◆ Goal
Duplicate every line of the listing below without any changes, but leave the pictures out of your answer.

(Bounding box entries)
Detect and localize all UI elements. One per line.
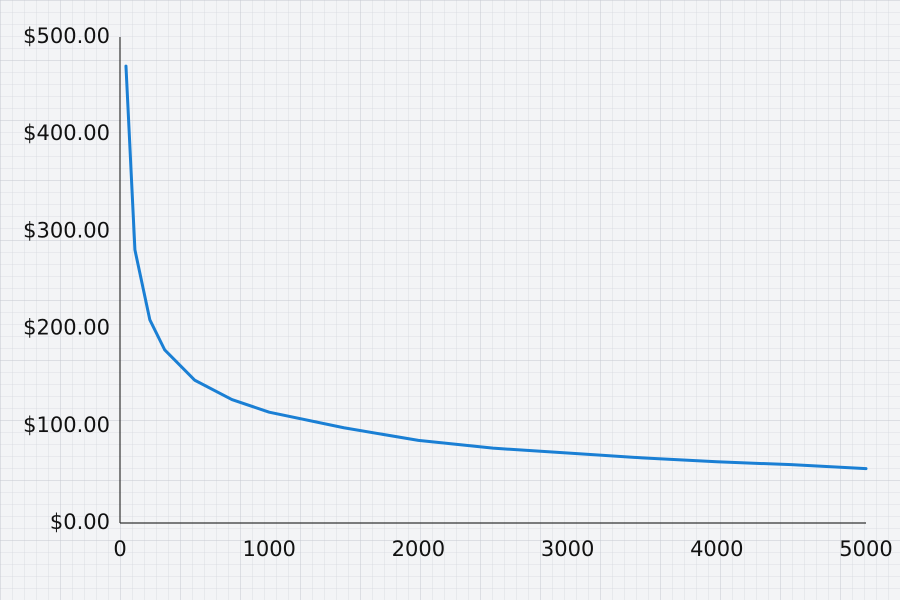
y-tick-label: $300.00 [23,218,110,242]
x-tick-label: 2000 [392,537,445,561]
y-tick-label: $500.00 [23,24,110,48]
x-tick-label: 1000 [242,537,295,561]
x-tick-label: 0 [113,537,126,561]
x-tick-label: 3000 [541,537,594,561]
x-tick-label: 5000 [839,537,892,561]
x-tick-label: 4000 [690,537,743,561]
y-tick-label: $100.00 [23,413,110,437]
y-tick-label: $200.00 [23,316,110,340]
y-tick-label: $0.00 [50,510,110,534]
y-tick-label: $400.00 [23,121,110,145]
line-series [124,64,868,471]
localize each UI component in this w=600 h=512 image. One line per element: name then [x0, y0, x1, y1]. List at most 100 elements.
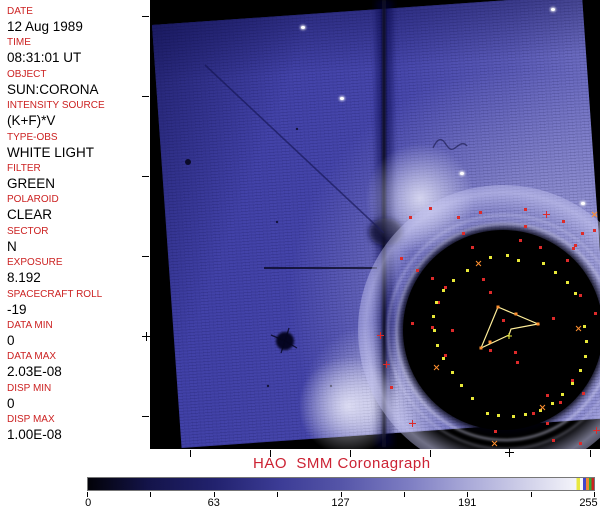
metadata-field: DISP MAX 1.00E-08 [7, 414, 150, 445]
red-marker-dot [462, 232, 465, 235]
metadata-label: DATE [7, 6, 33, 17]
left-axis-tick [142, 256, 149, 257]
red-marker-dot [482, 278, 485, 281]
bottom-axis-tick [350, 450, 351, 457]
red-marker-dot [431, 326, 434, 329]
metadata-field: SECTOR N [7, 226, 150, 257]
red-marker-dot [574, 244, 577, 247]
yellow-marker-dot [442, 289, 445, 292]
yellow-marker-dot [517, 259, 520, 262]
star-point [460, 172, 464, 175]
red-plus-marker [409, 420, 416, 427]
yellow-marker-dot [583, 325, 586, 328]
metadata-label: OBJECT [7, 68, 47, 80]
colorbar-gradient [87, 477, 595, 491]
bottom-axis-tick [190, 450, 191, 457]
red-marker-dot [514, 351, 517, 354]
red-marker-dot [429, 207, 432, 210]
left-axis-tick [142, 416, 149, 417]
metadata-field: DISP MIN 0 [7, 383, 150, 414]
metadata-label: DISP MIN [7, 382, 52, 394]
red-marker-dot [582, 392, 585, 395]
image-caption: HAO SMM Coronagraph [253, 455, 431, 472]
metadata-field: DATA MAX 2.03E-08 [7, 351, 150, 382]
metadata-field: TIME 08:31:01 UT [7, 37, 150, 68]
red-marker-dot [390, 386, 393, 389]
yellow-marker-dot [489, 256, 492, 259]
metadata-field: TYPE-OBS WHITE LIGHT [7, 132, 150, 163]
yellow-marker-dot [486, 412, 489, 415]
metadata-value: 08:31:01 UT [7, 50, 82, 66]
metadata-label: DISP MAX [7, 414, 55, 426]
colorbar-tick [87, 492, 88, 497]
metadata-field: SPACECRAFT ROLL -19 [7, 289, 150, 320]
metadata-value: N [7, 238, 17, 254]
yellow-marker-dot [561, 393, 564, 396]
viewer-area [150, 0, 600, 449]
yellow-marker-dot [584, 355, 587, 358]
red-marker-dot [471, 246, 474, 249]
metadata-field: DATE 12 Aug 1989 [7, 6, 150, 37]
metadata-field: INTENSITY SOURCE (K+F)*V [7, 100, 150, 131]
red-marker-dot [524, 225, 527, 228]
yellow-marker-dot [436, 344, 439, 347]
yellow-marker-dot [435, 301, 438, 304]
metadata-value: CLEAR [7, 207, 53, 223]
yellow-marker-dot [585, 340, 588, 343]
yellow-marker-dot [506, 254, 509, 257]
red-marker-dot [579, 442, 582, 445]
red-marker-dot [437, 301, 440, 304]
colorbar-tick [150, 492, 152, 497]
red-marker-dot [559, 401, 562, 404]
red-marker-dot [457, 216, 460, 219]
metadata-value: 0 [7, 332, 15, 348]
yellow-marker-dot [566, 281, 569, 284]
polygon-overlay [479, 305, 541, 350]
red-marker-dot [400, 257, 403, 260]
red-marker-dot [489, 291, 492, 294]
metadata-label: SECTOR [7, 225, 49, 237]
metadata-label: EXPOSURE [7, 257, 63, 269]
red-marker-dot [546, 394, 549, 397]
yellow-marker-dot [554, 271, 557, 274]
metadata-sidebar: DATE 12 Aug 1989 TIME 08:31:01 UT OBJECT SUN:… [0, 0, 150, 455]
yellow-marker-dot [433, 329, 436, 332]
yellow-marker-dot [571, 382, 574, 385]
red-marker-dot [502, 319, 505, 322]
colorbar-tick [594, 492, 595, 497]
metadata-label: SPACECRAFT ROLL [7, 288, 103, 300]
yellow-marker-dot [524, 413, 527, 416]
metadata-label: POLAROID [7, 194, 59, 206]
star-point [301, 26, 305, 29]
star-point [551, 8, 555, 11]
metadata-value: WHITE LIGHT [7, 144, 94, 160]
metadata-field: FILTER GREEN [7, 163, 150, 194]
bottom-axis-tick [590, 450, 591, 457]
red-marker-dot [516, 361, 519, 364]
red-marker-dot [579, 294, 582, 297]
red-marker-dot [532, 412, 535, 415]
yellow-marker-dot [466, 269, 469, 272]
colorbar-tick-label: 0 [85, 497, 92, 509]
colorbar-tick-label: 255 [579, 497, 598, 509]
red-marker-dot [411, 322, 414, 325]
metadata-value: GREEN [7, 175, 56, 191]
red-marker-dot [546, 422, 549, 425]
red-marker-dot [539, 246, 542, 249]
colorbar-tick [530, 492, 532, 497]
red-marker-dot [566, 259, 569, 262]
red-marker-dot [431, 277, 434, 280]
star-point [581, 202, 585, 205]
yellow-marker-dot [574, 292, 577, 295]
bottom-axis-tick [270, 450, 271, 457]
red-marker-dot [593, 229, 596, 232]
metadata-value: -19 [7, 301, 27, 317]
metadata-value: 2.03E-08 [7, 364, 62, 380]
colorbar-tick [403, 492, 405, 497]
red-marker-dot [494, 430, 497, 433]
metadata-label: DATA MAX [7, 351, 57, 363]
yellow-marker-dot [460, 384, 463, 387]
metadata-field: OBJECT SUN:CORONA [7, 69, 150, 100]
metadata-value: (K+F)*V [7, 113, 56, 129]
metadata-field: POLAROID CLEAR [7, 194, 150, 225]
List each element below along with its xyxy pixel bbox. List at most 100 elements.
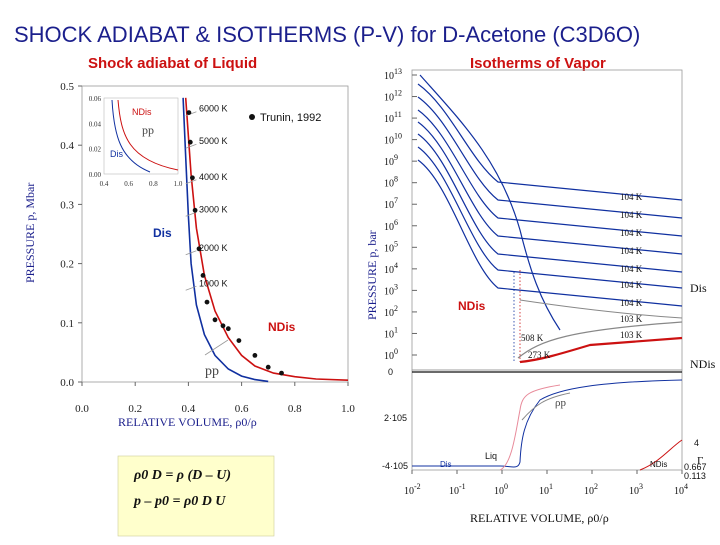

◆ Final result
Detect and localize all UI elements. One per line.
y-tick-label: $300.00 [23,218,110,242]
x-tick-label: 2000 [392,537,445,561]
y-tick-label: $500.00 [23,24,110,48]
x-tick-label: 1000 [242,537,295,561]
x-tick-label: 0 [113,537,126,561]
x-tick-label: 3000 [541,537,594,561]
x-tick-label: 5000 [839,537,892,561]
x-tick-label: 4000 [690,537,743,561]
y-tick-label: $100.00 [23,413,110,437]
y-tick-label: $200.00 [23,316,110,340]
y-tick-label: $0.00 [50,510,110,534]
y-tick-label: $400.00 [23,121,110,145]
line-series [124,64,868,471]
localize each UI component in this w=600 h=512 image. One line per element: name then [x0, y0, x1, y1]. List at most 100 elements.
metadata-field: DISP MAX 1.00E-08 [7, 414, 150, 445]
red-marker-dot [462, 232, 465, 235]
metadata-label: DATE [7, 6, 33, 17]
left-axis-tick [142, 256, 149, 257]
red-marker-dot [482, 278, 485, 281]
bottom-axis-tick [350, 450, 351, 457]
red-marker-dot [431, 326, 434, 329]
metadata-field: SECTOR N [7, 226, 150, 257]
red-marker-dot [574, 244, 577, 247]
yellow-marker-dot [442, 289, 445, 292]
yellow-marker-dot [517, 259, 520, 262]
star-point [460, 172, 464, 175]
red-plus-marker [409, 420, 416, 427]
yellow-marker-dot [583, 325, 586, 328]
metadata-label: OBJECT [7, 68, 47, 80]
colorbar-gradient [87, 477, 595, 491]
bottom-axis-tick [190, 450, 191, 457]
red-marker-dot [514, 351, 517, 354]
red-marker-dot [429, 207, 432, 210]
left-axis-tick [142, 416, 149, 417]
metadata-field: DISP MIN 0 [7, 383, 150, 414]
metadata-label: DISP MIN [7, 382, 52, 394]
red-marker-dot [582, 392, 585, 395]
image-caption: HAO SMM Coronagraph [253, 455, 431, 472]
metadata-field: DATA MAX 2.03E-08 [7, 351, 150, 382]
metadata-field: TIME 08:31:01 UT [7, 37, 150, 68]
red-marker-dot [390, 386, 393, 389]
yellow-marker-dot [489, 256, 492, 259]
metadata-field: TYPE-OBS WHITE LIGHT [7, 132, 150, 163]
yellow-marker-dot [486, 412, 489, 415]
metadata-value: 08:31:01 UT [7, 50, 82, 66]
metadata-label: DISP MAX [7, 414, 55, 426]
colorbar-tick [87, 492, 88, 497]
metadata-field: SPACECRAFT ROLL -19 [7, 289, 150, 320]
metadata-value: N [7, 238, 17, 254]
yellow-marker-dot [561, 393, 564, 396]
viewer-area [150, 0, 600, 449]
yellow-marker-dot [584, 355, 587, 358]
red-marker-dot [471, 246, 474, 249]
metadata-field: DATE 12 Aug 1989 [7, 6, 150, 37]
metadata-field: INTENSITY SOURCE (K+F)*V [7, 100, 150, 131]
red-marker-dot [524, 225, 527, 228]
yellow-marker-dot [436, 344, 439, 347]
yellow-marker-dot [435, 301, 438, 304]
metadata-value: CLEAR [7, 207, 53, 223]
yellow-marker-dot [585, 340, 588, 343]
yellow-marker-dot [506, 254, 509, 257]
red-marker-dot [579, 442, 582, 445]
red-marker-dot [437, 301, 440, 304]
colorbar-tick [150, 492, 152, 497]
red-marker-dot [559, 401, 562, 404]
red-marker-dot [457, 216, 460, 219]
metadata-value: 0 [7, 332, 15, 348]
yellow-marker-dot [566, 281, 569, 284]
polygon-overlay [479, 305, 541, 350]
red-marker-dot [400, 257, 403, 260]
red-marker-dot [489, 291, 492, 294]
metadata-label: SECTOR [7, 225, 49, 237]
metadata-label: EXPOSURE [7, 257, 63, 269]
red-marker-dot [546, 394, 549, 397]
yellow-marker-dot [554, 271, 557, 274]
metadata-sidebar: DATE 12 Aug 1989 TIME 08:31:01 UT OBJECT SUN:… [0, 0, 150, 455]
yellow-marker-dot [433, 329, 436, 332]
yellow-marker-dot [571, 382, 574, 385]
red-marker-dot [502, 319, 505, 322]
colorbar-tick [594, 492, 595, 497]
metadata-label: SPACECRAFT ROLL [7, 288, 103, 300]
yellow-marker-dot [524, 413, 527, 416]
metadata-label: POLAROID [7, 194, 59, 206]
star-point [301, 26, 305, 29]
star-point [551, 8, 555, 11]
metadata-value: WHITE LIGHT [7, 144, 94, 160]
metadata-field: FILTER GREEN [7, 163, 150, 194]
bottom-axis-tick [590, 450, 591, 457]
red-marker-dot [516, 361, 519, 364]
red-marker-dot [579, 294, 582, 297]
red-marker-dot [532, 412, 535, 415]
yellow-marker-dot [466, 269, 469, 272]
colorbar-tick-label: 0 [85, 497, 92, 509]
colorbar-tick-label: 255 [579, 497, 598, 509]
red-marker-dot [411, 322, 414, 325]
metadata-value: GREEN [7, 175, 56, 191]
red-marker-dot [546, 422, 549, 425]
red-marker-dot [539, 246, 542, 249]
colorbar-tick [530, 492, 532, 497]
red-marker-dot [566, 259, 569, 262]
red-marker-dot [431, 277, 434, 280]
star-point [581, 202, 585, 205]
yellow-marker-dot [574, 292, 577, 295]
bottom-axis-tick [270, 450, 271, 457]
red-marker-dot [593, 229, 596, 232]
metadata-value: -19 [7, 301, 27, 317]
metadata-value: 2.03E-08 [7, 364, 62, 380]
colorbar-tick [403, 492, 405, 497]
red-marker-dot [494, 430, 497, 433]
metadata-label: DATA MAX [7, 351, 57, 363]
yellow-marker-dot [460, 384, 463, 387]
metadata-field: OBJECT SUN:CORONA [7, 69, 150, 100]
metadata-value: (K+F)*V [7, 113, 56, 129]
metadata-field: POLAROID CLEAR [7, 194, 150, 225]
List each element below along with its xyxy pixel bbox. List at most 100 elements.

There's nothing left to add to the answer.